Excerpted passage:
>> BEGIN

SPEAK.BAT speech script (JScript hybrid)

Message

#1 Post by **aGerman** » 15 Dec 2019 10:34

We already have a couple of threads about speech output. E.g.
viewtopic.php?f=3&t=6841&p=44362
viewtopic.php?f=3&t=9365&p=60816
viewtopic.php?f=3&t=7785&p=51864
viewtopic.php?f=3&t=6917&p=44979
and some more.
They use temporary VBScripts, or JScript invoked by mshta.exe, or a short Batch-JScript hybrid. However, the Speech API supports a lot of settings which are not yet considered in the existing codes here at DosTips. E.g. if I use them then the voice token defaults to German on my machine. English text is spoken entirely false as you can imagine. It's quite simple to change it. But once I dived in I thought I could make the most of it. The result is this little "speak.bat" script. I tried to avoid overwhelming you with too many options. That's the reason why the script programmatically detects what kind of source you passed along with the only required option /s.
The "speak_test.bat" displays the help message and the 9 examples should give you an indication of the capabilities.

speak.bat

Code: Select all

@if (0)==(0) (if "%~1" neq "" (for /f "tokens=* delims=:" %%H in ('findstr.exe /bc:"::" "%~fs0"') do @echo(%%H)|more.com
  for %%C in (^"cscript.exe //nologo //e:jscript "%~fs0" ^") do @(set speak=%%~C&set speak_async=start /b %%~C))&goto :eof @end

var args=WScript.Arguments.Named, s=args('s'),
  v=parseInt(args('v')), r=parseInt(args('r')), p=parseInt(args('p')),
  n=args('n') && args('n').toLowerCase(), g=args('g'), l=parseInt(args('l'), 16),
  fs=new ActiveXObject('Scripting.FileSystemObject'),
  vc=new ActiveXObject('SAPI.SpVoice'), vt=vc.GetVoices(g && 'Gender='+g),
  isFilename=0x4, parseSapi=0x80, parseSsml=0x100;
if(v>-1 && v<100) vc.Volume=v;
if(r>-11 && r<11) vc.Rate=r;
if(p>0 && p<3) vc.Priority=p;
if(n || g || l) for(var i=0; i<vt.Count; ++i) {
  if(!((n && vt.Item(i).GetAttribute('Name').toLowerCase().indexOf(n)==-1) || (l && parseInt(vt.Item(i).GetAttribute('Language'), 16)!=l))) {
    vc.Voice=vt.Item(i);
    break;
  }
}
if(fs.FileExists(s)) {
  if(fs.GetExtensionName(s).toLowerCase()=='.wav') {
    var fs=new ActiveXObject('SAPI.SpFileStream');
    fs.Open(s);
    vc.SpeakStream(fs);
  }
  else if(s.toLowerCase()=='conin$') vc.Speak(WScript.StdIn.ReadAll(), parseSapi|parseSsml);
  else vc.Speak(fs.GetAbsolutePathName(s), isFilename|parseSapi|parseSsml);
  WScript.Quit();
}
vc.Speak(new ActiveXObject('WScript.Shell').Environment('Process')(s) || s, parseSapi|parseSsml);

/* --- help ---
::Call "speak.bat" once to initialize variables %speak% and %speak_async%.

>> END

Data provided:

>> BEGIN

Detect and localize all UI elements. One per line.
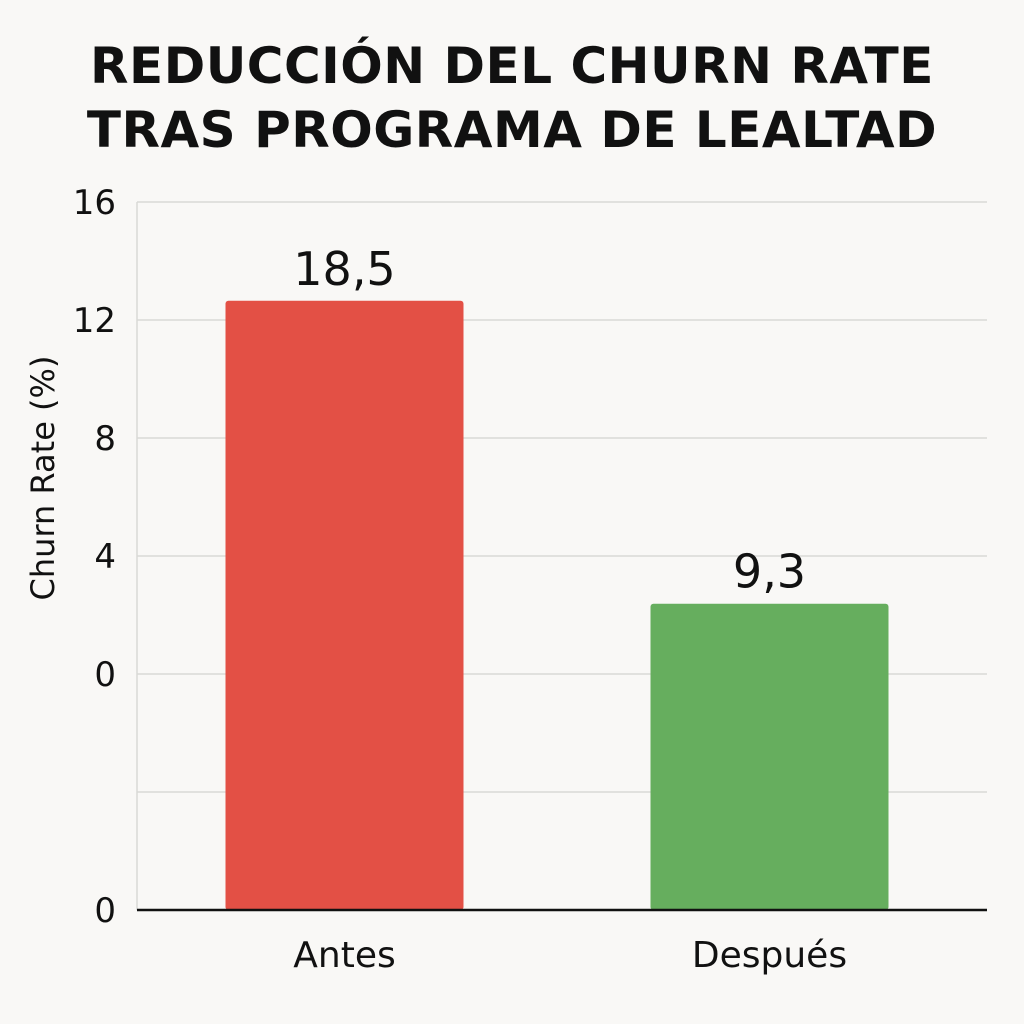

>> END

Exercise requirements:
**a)** In the speak.bat post, why does the script work out on its own what kind of source was passed with /s? Answer in one to three sentences.
**b)** Carry the speak.bat post forward from where it stops, continuing its help comment in the same style.
The lines above are separate material and are not part of the speak.bat post.

Task-by-task results:
**a)** The author wanted to avoid overwhelming users with too many options. Detecting the source type programmatically means /s can be the only required option.

**b)**
::Use %speak% for synchronous and %speak_async% for asynchronous execution as
:: described here:
::%speak%|%speak_async%  /s:"<source>"  [/v:<volume>]  [/r:<rate>]
::         [/p:<priority>]  [/n:<voice name>]  [/g:<gender>]  [/l:<language ID>]
::
:: <source>      If <source> is the name of an existing .wav file then the
::                content of the file is played,
::               else if <source> is "CONIN$" then the text to be spoken is read
::                from the standard input stream,
::               else if <source> is the name of another existing file then the
::                content of the file is the text to be spoken,
::               else if <source> is the name of a defined environment variable
::                then the content of the variable is the text to be spoken,
::               else <source> is the text to be spoken.
::               The text to be spoken may consist of
::               - plain text,
::               - or SAPI XML TTS markup, - see:
::                https://docs.microsoft.com/en-us/previous-versions/windows/desktop/ee431815(v=vs.85)
::               - or SSML 1.0 markup. - see:
::                https://www.w3.org/TR/2004/REC-speech-synthesis-20040907/
:: <volume>      Percentage (0..100) of the currently set system volume to be
::                used. The default is 100. Has no effect for .wav files played.
:: <rate>        Speaking rate (-10..10) of the text to be spoken. The default
::                is 0. Has no effect for .wav files played.
:: <priority>    Priority level (0..2) of the voice.
::                0 (default) Normal voice. Streams spoken by a normal voice are
::                  appended to the voice queue.
::                1 Alert voice. An alert voice will interrupt a normal voice
::                  for the time the alert voice speaks.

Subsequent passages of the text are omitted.